[Short task]: Can you reproduce the material from its first line through the line containing "post-tag [876,248,898,263]", changing "candle-body" to "candlestick-body" and leaving everything else as it is?

[Data listing]:
* BEGIN *
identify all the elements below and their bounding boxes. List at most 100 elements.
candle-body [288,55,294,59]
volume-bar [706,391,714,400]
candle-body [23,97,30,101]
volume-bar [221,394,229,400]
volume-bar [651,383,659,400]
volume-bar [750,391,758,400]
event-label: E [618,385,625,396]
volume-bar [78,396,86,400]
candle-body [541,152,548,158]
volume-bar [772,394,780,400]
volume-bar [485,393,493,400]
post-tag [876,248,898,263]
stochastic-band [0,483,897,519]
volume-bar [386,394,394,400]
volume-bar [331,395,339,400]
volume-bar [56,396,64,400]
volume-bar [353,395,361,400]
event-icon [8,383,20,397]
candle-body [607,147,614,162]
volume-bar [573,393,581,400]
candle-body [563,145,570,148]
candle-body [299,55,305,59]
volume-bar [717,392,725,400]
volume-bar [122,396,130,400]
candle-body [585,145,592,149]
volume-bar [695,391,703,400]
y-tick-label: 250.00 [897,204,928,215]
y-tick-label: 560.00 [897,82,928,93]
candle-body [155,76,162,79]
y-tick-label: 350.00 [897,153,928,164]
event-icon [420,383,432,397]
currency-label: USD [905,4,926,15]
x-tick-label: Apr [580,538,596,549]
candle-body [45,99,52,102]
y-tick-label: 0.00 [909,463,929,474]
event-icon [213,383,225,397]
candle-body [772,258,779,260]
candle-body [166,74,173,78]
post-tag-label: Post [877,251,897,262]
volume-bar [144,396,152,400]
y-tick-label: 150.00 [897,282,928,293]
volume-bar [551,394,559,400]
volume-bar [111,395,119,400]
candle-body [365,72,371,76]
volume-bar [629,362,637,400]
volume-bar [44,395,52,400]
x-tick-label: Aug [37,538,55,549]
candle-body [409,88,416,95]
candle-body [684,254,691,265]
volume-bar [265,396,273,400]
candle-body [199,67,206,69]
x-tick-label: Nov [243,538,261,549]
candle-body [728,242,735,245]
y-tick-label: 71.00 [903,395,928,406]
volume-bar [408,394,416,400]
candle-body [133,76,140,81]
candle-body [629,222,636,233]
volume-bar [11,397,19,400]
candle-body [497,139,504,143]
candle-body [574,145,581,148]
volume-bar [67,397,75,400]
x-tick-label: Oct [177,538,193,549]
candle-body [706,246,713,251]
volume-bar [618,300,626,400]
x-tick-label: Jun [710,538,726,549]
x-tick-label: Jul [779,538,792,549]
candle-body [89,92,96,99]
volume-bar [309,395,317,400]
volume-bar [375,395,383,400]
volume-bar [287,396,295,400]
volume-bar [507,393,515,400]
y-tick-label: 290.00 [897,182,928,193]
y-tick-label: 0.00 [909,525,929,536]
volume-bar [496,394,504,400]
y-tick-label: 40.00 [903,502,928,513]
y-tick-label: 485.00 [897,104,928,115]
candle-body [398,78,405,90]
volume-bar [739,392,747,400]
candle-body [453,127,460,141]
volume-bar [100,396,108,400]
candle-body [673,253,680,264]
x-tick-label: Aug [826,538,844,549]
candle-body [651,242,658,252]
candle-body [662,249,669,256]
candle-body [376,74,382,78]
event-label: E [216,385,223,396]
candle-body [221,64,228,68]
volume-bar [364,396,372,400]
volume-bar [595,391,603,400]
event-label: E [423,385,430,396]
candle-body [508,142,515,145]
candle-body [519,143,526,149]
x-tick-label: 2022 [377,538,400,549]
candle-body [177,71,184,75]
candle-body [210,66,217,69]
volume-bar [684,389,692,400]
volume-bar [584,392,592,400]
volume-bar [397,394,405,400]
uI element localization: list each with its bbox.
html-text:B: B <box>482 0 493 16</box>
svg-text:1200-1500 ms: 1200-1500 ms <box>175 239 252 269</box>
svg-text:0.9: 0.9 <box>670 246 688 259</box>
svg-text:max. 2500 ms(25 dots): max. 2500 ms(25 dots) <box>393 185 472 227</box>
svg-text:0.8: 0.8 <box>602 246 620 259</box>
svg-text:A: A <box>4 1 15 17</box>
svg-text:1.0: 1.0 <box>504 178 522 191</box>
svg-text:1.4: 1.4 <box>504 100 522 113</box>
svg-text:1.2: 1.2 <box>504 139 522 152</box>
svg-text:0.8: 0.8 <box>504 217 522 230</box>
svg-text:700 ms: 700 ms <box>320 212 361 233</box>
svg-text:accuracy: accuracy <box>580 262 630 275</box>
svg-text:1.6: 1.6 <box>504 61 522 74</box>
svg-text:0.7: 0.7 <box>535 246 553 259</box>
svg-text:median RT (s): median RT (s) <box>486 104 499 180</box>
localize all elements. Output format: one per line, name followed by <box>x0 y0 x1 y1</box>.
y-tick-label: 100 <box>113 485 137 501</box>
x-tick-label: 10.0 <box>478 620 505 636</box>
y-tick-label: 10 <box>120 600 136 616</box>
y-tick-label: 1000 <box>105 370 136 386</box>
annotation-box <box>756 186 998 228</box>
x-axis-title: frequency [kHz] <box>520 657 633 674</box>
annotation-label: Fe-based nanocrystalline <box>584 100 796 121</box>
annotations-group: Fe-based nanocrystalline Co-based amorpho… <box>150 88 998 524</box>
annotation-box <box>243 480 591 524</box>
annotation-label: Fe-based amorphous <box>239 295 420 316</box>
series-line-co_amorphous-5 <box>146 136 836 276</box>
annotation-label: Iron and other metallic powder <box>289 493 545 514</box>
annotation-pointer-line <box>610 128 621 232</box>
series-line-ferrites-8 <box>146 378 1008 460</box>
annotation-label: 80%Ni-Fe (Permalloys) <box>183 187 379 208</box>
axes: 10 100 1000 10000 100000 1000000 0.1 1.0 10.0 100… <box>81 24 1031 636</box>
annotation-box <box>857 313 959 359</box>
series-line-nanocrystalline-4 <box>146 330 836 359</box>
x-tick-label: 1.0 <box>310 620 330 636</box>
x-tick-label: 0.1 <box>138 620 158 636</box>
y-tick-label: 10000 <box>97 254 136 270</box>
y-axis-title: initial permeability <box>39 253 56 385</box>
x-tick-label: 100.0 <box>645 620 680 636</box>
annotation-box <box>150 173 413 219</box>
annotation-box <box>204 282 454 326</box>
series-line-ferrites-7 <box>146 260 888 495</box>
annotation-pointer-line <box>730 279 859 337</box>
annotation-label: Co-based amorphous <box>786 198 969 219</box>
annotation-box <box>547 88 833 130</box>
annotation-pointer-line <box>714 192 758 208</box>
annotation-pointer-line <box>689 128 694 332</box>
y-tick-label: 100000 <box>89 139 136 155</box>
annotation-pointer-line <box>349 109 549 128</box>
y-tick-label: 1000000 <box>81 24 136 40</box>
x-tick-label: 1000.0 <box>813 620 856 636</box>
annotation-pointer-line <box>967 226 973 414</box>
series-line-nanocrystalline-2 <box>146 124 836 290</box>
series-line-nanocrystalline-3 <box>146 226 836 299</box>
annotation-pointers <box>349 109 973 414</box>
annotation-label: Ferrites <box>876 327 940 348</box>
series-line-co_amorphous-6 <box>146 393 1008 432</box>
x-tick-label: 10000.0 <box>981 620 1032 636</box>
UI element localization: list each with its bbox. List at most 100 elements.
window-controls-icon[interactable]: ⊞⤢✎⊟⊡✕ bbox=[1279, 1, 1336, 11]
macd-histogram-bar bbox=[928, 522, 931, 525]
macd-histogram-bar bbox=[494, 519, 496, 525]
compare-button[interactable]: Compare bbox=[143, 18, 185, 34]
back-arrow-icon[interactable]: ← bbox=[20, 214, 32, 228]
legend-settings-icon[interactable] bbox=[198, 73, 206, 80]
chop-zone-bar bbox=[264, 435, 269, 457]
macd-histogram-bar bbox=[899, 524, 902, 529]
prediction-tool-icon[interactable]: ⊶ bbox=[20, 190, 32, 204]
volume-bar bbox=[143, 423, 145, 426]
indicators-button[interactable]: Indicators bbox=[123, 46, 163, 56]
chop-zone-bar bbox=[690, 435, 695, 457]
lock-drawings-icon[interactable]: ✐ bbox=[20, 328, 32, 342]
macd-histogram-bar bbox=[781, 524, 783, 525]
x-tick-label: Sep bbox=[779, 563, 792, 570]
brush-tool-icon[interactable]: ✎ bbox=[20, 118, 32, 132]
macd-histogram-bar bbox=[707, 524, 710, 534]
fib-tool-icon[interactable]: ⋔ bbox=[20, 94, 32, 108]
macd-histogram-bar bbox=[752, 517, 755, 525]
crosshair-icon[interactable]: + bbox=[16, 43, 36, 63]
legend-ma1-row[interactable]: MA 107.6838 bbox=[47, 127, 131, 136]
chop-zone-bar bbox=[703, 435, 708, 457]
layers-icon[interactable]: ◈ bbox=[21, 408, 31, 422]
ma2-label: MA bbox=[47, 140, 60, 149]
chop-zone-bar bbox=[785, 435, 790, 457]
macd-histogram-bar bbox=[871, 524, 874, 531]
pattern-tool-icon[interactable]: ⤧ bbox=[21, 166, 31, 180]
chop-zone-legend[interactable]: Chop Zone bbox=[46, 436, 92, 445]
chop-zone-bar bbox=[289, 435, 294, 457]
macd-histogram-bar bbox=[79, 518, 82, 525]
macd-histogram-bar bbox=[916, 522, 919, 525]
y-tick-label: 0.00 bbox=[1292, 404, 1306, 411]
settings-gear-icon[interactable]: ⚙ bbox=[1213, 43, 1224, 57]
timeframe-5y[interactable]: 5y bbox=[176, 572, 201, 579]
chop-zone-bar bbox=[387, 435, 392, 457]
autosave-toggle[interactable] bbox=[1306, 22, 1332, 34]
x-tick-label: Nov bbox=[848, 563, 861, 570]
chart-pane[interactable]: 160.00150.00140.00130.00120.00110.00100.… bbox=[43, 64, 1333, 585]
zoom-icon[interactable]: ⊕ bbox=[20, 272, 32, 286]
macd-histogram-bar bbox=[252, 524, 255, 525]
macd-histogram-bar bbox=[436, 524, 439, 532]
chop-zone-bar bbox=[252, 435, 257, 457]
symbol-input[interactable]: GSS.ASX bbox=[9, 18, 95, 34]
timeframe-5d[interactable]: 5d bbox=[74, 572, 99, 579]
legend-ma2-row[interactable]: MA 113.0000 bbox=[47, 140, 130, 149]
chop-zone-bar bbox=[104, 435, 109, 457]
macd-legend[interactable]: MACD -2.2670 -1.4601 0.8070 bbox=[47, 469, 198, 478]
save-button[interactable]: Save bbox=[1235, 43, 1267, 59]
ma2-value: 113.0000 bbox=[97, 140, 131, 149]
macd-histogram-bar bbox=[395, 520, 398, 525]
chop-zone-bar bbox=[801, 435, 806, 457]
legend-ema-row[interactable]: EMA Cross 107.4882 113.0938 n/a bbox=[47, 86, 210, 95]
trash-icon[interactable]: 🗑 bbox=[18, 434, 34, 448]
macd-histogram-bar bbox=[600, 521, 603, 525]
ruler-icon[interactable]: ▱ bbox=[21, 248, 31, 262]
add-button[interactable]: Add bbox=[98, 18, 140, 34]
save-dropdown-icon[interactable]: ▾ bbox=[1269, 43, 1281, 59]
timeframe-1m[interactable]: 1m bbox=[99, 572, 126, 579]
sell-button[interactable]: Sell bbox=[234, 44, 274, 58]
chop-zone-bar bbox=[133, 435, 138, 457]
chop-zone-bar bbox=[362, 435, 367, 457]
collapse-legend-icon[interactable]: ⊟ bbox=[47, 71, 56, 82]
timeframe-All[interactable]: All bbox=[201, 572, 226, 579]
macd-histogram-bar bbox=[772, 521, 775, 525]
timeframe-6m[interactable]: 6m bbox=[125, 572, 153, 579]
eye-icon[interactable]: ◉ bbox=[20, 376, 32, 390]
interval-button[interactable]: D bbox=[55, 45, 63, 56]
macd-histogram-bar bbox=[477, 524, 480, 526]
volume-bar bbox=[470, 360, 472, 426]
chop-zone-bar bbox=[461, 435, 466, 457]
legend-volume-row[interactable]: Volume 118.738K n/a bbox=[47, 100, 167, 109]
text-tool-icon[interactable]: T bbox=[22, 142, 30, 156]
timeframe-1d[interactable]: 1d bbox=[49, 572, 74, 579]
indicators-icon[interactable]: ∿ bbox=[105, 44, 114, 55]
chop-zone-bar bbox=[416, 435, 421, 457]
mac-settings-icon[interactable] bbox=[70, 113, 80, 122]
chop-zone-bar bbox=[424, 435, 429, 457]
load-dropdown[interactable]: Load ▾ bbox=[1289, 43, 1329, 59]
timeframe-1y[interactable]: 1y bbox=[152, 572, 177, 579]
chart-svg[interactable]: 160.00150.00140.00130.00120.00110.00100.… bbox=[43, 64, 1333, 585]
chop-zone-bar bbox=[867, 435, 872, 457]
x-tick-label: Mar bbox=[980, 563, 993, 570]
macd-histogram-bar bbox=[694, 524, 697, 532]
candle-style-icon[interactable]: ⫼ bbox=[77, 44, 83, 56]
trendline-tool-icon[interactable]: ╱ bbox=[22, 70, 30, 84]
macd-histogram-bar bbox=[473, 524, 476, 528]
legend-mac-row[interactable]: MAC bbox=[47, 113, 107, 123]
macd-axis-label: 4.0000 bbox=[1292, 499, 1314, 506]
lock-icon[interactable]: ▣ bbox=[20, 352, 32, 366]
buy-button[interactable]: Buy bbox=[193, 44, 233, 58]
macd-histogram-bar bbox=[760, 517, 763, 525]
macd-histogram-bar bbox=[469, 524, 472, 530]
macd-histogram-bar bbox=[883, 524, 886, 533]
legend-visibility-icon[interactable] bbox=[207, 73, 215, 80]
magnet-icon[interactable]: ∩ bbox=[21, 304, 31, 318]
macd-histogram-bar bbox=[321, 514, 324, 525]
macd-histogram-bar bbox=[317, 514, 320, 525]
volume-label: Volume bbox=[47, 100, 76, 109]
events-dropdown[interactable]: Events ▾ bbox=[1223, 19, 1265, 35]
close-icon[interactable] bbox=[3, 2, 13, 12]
* END *
[Written solution]:
identify all the elements below and their bounding boxes. List at most 100 elements.
candlestick-body [288,55,294,59]
volume-bar [706,391,714,400]
candlestick-body [23,97,30,101]
volume-bar [221,394,229,400]
volume-bar [651,383,659,400]
volume-bar [750,391,758,400]
event-label: E [618,385,625,396]
volume-bar [78,396,86,400]
candlestick-body [541,152,548,158]
volume-bar [772,394,780,400]
volume-bar [485,393,493,400]
post-tag [876,248,898,263]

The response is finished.